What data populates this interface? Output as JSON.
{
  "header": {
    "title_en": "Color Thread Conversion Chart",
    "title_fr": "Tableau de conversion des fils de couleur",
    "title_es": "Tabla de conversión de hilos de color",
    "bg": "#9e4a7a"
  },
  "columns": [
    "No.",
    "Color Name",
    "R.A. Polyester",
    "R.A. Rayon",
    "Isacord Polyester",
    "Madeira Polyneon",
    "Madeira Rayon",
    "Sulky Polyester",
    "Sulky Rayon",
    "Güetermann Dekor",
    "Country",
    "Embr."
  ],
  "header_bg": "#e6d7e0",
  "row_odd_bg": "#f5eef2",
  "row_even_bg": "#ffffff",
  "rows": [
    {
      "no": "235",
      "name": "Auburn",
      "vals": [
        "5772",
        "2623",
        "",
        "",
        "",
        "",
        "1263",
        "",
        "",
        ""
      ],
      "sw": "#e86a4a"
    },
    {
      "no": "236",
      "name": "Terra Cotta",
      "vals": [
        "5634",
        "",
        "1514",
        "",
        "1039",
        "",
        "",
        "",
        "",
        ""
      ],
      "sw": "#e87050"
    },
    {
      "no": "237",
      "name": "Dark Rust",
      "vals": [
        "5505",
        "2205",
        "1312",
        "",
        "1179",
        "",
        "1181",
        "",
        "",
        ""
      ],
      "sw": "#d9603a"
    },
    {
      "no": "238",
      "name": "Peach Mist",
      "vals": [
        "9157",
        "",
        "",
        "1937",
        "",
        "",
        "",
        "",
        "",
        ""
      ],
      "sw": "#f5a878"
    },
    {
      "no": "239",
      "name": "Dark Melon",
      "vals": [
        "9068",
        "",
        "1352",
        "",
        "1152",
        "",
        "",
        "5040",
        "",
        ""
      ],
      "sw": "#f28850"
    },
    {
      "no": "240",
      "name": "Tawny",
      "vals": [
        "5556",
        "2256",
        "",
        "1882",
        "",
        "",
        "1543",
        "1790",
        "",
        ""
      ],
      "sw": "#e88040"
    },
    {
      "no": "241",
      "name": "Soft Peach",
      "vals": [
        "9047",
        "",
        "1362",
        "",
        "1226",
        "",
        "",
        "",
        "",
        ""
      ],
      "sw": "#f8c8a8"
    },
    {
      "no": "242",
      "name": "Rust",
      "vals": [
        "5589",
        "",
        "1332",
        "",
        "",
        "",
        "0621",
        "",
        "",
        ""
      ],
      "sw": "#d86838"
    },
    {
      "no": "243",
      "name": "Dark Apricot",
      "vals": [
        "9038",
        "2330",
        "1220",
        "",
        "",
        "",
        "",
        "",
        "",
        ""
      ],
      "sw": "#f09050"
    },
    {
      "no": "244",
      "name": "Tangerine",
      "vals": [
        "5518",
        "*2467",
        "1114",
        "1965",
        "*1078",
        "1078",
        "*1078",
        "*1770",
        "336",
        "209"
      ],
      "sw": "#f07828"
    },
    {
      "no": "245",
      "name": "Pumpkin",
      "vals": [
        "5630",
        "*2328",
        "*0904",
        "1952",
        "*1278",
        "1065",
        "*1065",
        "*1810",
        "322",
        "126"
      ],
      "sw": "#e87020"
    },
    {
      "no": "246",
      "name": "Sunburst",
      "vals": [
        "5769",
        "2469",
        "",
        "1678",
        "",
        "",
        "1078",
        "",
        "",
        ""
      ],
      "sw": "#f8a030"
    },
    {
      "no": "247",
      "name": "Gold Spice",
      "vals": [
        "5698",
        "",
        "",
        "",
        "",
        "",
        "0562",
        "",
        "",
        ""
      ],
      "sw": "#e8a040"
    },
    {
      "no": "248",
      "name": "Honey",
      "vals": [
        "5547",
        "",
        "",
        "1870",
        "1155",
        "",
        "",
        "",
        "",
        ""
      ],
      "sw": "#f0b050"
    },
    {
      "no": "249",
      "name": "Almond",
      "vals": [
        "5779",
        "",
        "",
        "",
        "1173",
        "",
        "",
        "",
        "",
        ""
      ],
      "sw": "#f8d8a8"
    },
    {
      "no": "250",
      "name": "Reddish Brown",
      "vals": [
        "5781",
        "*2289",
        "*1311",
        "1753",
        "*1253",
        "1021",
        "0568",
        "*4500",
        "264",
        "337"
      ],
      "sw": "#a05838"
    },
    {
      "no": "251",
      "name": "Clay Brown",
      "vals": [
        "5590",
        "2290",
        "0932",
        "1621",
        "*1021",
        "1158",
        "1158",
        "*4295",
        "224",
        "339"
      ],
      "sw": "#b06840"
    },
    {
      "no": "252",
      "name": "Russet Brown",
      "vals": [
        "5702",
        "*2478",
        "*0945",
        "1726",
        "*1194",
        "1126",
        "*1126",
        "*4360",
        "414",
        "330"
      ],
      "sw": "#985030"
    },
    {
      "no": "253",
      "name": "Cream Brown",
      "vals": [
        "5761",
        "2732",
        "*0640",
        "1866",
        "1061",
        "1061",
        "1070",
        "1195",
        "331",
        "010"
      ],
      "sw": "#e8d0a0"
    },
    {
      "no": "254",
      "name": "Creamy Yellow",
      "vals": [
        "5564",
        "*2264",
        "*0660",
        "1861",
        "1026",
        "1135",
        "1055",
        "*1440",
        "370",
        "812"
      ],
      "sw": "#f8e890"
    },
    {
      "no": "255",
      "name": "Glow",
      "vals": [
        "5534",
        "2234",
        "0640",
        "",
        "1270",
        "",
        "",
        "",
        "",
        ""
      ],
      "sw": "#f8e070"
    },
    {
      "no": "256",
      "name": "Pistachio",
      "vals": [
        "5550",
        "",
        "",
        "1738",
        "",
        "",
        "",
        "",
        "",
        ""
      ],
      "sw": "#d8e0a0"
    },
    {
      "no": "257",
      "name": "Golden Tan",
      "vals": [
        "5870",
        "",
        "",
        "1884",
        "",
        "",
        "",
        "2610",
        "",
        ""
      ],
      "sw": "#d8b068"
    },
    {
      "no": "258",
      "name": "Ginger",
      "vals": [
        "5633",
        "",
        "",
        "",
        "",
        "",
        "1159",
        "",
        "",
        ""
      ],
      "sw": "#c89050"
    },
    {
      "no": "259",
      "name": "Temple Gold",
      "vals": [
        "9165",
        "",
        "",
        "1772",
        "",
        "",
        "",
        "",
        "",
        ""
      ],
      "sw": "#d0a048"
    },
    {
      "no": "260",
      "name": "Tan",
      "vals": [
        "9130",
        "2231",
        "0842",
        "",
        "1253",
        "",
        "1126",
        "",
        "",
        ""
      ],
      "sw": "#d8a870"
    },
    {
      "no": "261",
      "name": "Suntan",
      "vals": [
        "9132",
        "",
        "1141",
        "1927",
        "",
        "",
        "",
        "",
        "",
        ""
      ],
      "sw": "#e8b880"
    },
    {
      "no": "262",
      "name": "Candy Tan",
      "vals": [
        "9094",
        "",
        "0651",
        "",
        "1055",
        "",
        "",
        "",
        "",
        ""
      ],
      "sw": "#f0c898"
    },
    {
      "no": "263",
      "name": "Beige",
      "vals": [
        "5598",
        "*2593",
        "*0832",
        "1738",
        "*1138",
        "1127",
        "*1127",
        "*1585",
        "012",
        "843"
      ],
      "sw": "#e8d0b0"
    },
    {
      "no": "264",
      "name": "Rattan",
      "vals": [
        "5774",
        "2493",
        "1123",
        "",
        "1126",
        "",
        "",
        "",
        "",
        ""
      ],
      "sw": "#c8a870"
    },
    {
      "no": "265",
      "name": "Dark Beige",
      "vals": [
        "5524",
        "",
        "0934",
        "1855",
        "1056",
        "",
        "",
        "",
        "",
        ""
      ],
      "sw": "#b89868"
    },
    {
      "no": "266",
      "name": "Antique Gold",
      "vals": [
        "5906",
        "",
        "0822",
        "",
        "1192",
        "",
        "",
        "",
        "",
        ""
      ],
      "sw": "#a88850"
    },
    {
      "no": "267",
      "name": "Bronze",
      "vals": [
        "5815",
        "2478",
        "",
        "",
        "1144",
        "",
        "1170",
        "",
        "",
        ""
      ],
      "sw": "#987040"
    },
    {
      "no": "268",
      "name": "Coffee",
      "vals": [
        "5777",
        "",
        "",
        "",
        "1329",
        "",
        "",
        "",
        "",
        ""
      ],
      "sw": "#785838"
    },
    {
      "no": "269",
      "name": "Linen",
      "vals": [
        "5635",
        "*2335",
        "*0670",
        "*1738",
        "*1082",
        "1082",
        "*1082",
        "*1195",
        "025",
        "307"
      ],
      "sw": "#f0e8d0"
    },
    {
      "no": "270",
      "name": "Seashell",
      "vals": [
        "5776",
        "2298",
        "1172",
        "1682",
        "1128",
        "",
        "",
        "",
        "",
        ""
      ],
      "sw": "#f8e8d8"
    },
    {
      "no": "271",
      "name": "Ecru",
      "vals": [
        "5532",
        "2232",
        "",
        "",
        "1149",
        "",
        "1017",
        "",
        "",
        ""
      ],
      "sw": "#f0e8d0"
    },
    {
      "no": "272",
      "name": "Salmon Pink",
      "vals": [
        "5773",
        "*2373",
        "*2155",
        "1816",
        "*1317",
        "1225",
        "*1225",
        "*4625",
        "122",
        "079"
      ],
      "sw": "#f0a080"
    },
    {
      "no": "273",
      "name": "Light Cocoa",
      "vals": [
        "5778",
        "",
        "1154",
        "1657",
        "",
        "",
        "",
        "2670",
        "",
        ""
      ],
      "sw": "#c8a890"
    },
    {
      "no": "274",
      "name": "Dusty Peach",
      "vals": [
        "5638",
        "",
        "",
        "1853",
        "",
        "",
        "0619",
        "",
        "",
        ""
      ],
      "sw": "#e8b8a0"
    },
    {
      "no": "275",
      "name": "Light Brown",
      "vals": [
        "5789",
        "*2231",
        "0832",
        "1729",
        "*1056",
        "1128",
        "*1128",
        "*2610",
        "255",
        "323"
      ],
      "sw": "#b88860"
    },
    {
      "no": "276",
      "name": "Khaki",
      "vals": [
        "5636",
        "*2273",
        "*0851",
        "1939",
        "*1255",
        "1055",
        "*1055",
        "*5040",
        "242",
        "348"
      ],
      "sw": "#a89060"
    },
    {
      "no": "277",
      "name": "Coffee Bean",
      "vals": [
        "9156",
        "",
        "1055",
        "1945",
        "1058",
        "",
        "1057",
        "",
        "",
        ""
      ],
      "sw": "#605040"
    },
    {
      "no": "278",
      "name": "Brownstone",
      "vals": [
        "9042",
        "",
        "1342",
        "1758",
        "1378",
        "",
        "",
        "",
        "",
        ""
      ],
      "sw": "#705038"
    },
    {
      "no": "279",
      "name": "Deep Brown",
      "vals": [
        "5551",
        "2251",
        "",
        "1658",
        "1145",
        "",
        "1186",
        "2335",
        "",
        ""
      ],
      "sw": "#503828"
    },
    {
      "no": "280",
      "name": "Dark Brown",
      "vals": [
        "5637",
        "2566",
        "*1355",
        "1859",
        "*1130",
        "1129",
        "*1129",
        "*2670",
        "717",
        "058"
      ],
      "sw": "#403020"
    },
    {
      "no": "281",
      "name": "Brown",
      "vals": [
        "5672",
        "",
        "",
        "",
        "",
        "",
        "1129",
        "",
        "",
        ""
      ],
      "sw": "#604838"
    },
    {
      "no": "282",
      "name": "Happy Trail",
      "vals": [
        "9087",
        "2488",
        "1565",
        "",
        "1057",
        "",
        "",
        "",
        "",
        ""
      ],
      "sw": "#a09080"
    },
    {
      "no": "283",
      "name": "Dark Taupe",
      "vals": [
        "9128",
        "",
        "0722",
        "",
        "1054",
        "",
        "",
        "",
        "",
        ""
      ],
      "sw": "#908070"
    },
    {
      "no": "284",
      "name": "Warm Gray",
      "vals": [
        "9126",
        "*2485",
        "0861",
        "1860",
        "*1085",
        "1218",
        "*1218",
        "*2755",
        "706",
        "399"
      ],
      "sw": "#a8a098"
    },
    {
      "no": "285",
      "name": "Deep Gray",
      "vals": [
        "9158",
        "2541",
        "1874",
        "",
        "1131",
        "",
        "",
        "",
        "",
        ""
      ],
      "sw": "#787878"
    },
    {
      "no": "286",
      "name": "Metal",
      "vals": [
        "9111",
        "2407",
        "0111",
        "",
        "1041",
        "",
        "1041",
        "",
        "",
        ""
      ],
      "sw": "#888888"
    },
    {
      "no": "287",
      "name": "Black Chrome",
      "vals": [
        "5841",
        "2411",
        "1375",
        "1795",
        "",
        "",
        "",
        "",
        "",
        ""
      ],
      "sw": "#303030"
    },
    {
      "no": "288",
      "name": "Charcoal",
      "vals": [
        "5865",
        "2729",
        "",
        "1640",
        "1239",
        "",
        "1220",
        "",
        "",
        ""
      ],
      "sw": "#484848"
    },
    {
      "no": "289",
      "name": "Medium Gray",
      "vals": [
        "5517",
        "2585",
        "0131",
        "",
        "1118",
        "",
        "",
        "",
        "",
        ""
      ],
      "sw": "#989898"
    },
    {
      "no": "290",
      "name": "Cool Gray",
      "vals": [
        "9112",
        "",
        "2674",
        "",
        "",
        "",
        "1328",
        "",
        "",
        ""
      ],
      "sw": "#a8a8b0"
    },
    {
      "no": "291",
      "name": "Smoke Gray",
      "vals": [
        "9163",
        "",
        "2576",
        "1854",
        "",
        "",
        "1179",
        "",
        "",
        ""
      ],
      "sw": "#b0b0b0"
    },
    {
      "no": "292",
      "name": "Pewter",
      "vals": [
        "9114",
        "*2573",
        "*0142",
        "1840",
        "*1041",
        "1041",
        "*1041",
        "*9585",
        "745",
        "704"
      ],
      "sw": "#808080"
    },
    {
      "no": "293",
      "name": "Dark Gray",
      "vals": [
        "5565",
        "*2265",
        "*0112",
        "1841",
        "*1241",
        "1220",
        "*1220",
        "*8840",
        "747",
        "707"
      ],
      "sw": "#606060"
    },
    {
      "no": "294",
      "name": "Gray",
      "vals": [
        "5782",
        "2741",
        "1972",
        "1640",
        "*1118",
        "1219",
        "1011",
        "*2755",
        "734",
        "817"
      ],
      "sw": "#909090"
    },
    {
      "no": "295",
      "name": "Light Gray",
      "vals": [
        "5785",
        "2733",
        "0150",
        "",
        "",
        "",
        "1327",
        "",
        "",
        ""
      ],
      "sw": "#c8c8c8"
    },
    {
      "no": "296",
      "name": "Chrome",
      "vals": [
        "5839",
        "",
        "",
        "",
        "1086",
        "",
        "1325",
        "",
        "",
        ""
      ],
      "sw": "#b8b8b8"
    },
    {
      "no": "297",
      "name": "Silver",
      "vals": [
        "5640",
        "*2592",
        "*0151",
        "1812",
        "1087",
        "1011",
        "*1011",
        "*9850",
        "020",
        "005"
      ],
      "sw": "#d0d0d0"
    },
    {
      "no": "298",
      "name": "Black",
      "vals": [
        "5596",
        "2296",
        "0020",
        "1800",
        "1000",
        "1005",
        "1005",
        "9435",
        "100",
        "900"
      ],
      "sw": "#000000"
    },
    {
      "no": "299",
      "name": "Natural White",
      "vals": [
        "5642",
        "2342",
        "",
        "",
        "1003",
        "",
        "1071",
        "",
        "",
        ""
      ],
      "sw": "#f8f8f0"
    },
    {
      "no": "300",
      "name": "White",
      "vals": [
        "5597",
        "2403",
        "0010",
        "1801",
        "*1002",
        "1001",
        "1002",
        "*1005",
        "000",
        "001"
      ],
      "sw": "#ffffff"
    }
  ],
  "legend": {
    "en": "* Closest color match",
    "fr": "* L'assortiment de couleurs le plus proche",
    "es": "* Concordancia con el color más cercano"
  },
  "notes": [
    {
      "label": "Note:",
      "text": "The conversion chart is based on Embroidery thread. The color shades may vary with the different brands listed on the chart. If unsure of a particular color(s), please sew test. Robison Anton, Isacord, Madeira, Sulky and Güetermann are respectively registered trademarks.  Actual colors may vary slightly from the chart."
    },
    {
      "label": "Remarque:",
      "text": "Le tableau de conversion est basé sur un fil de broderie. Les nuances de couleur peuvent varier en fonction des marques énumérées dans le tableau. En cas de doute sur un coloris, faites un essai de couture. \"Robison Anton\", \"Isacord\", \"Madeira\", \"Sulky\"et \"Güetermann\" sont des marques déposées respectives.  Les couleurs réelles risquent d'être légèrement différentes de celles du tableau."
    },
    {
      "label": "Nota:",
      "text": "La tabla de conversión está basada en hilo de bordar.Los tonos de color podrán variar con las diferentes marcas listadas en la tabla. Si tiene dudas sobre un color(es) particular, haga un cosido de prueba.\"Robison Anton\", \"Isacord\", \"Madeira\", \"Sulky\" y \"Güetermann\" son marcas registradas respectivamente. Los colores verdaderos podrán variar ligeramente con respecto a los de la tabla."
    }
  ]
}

----------

*WRITTEN INSTRUCTION*
Count every line of the records that holds "particular". State the number, nothing else.

*ANSWER TO THE TASK*
2